From the records below, copy every line that contains the word "Listings".

....

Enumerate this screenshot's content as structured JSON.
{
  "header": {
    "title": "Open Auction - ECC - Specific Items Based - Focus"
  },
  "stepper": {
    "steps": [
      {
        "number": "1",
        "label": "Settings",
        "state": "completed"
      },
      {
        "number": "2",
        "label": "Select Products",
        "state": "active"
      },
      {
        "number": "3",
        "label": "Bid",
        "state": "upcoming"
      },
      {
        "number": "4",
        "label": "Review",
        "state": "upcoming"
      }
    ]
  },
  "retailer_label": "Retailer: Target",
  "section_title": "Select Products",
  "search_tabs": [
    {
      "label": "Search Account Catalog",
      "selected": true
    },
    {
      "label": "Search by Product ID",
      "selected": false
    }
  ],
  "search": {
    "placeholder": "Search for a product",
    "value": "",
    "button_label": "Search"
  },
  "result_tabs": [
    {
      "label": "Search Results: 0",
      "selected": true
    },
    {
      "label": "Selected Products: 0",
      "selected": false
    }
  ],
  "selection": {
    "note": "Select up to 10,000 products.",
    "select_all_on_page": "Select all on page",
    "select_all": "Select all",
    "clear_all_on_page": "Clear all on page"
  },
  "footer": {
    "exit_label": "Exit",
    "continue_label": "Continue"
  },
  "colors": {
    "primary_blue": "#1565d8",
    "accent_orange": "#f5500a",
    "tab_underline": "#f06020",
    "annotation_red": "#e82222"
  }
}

....

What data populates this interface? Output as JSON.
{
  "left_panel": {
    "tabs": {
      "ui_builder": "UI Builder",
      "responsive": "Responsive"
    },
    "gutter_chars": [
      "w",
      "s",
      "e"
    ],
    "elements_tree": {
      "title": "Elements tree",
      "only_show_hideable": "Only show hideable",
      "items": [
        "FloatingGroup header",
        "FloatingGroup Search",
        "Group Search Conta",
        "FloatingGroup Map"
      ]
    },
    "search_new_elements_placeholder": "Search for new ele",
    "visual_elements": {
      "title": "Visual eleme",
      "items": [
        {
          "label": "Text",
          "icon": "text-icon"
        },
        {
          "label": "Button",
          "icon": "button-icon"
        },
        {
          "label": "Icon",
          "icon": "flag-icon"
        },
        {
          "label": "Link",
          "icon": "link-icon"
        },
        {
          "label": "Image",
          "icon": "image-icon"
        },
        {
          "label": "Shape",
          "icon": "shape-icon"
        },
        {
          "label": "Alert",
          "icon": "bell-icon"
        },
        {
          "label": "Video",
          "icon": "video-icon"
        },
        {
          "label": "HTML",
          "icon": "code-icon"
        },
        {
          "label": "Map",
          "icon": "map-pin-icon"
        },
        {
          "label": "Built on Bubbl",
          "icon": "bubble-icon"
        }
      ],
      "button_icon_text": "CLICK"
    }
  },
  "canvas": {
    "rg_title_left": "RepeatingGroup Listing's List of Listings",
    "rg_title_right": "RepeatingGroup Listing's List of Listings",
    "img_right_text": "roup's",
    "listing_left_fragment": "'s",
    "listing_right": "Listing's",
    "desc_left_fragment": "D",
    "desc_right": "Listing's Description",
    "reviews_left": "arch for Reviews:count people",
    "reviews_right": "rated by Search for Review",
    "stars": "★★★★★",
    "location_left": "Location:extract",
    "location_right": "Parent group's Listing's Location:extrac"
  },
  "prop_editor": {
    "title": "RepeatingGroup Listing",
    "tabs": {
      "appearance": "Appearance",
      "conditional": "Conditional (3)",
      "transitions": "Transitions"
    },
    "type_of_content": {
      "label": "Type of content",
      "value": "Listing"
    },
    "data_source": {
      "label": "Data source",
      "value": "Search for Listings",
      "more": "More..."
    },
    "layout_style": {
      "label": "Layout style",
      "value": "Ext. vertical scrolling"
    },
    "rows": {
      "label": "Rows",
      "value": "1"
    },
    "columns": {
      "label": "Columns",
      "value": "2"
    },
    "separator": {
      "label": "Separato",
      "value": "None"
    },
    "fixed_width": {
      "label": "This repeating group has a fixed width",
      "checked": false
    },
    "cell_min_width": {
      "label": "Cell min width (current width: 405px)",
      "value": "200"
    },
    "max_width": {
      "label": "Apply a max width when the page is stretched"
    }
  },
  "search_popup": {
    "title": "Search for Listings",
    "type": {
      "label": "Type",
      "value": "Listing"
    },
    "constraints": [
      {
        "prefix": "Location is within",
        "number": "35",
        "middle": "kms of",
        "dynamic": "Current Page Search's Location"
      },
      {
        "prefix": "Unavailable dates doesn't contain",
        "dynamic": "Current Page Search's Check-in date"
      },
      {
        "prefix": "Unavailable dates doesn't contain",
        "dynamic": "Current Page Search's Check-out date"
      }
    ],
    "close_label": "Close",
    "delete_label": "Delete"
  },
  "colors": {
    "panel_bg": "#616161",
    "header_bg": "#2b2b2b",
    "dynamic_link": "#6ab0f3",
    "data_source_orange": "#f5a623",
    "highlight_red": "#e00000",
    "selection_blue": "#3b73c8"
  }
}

....

● Answer for this exercise:
    "rg_title_left": "RepeatingGroup Listing's List of Listings",
    "rg_title_right": "RepeatingGroup Listing's List of Listings",
      "value": "Search for Listings",
    "title": "Search for Listings",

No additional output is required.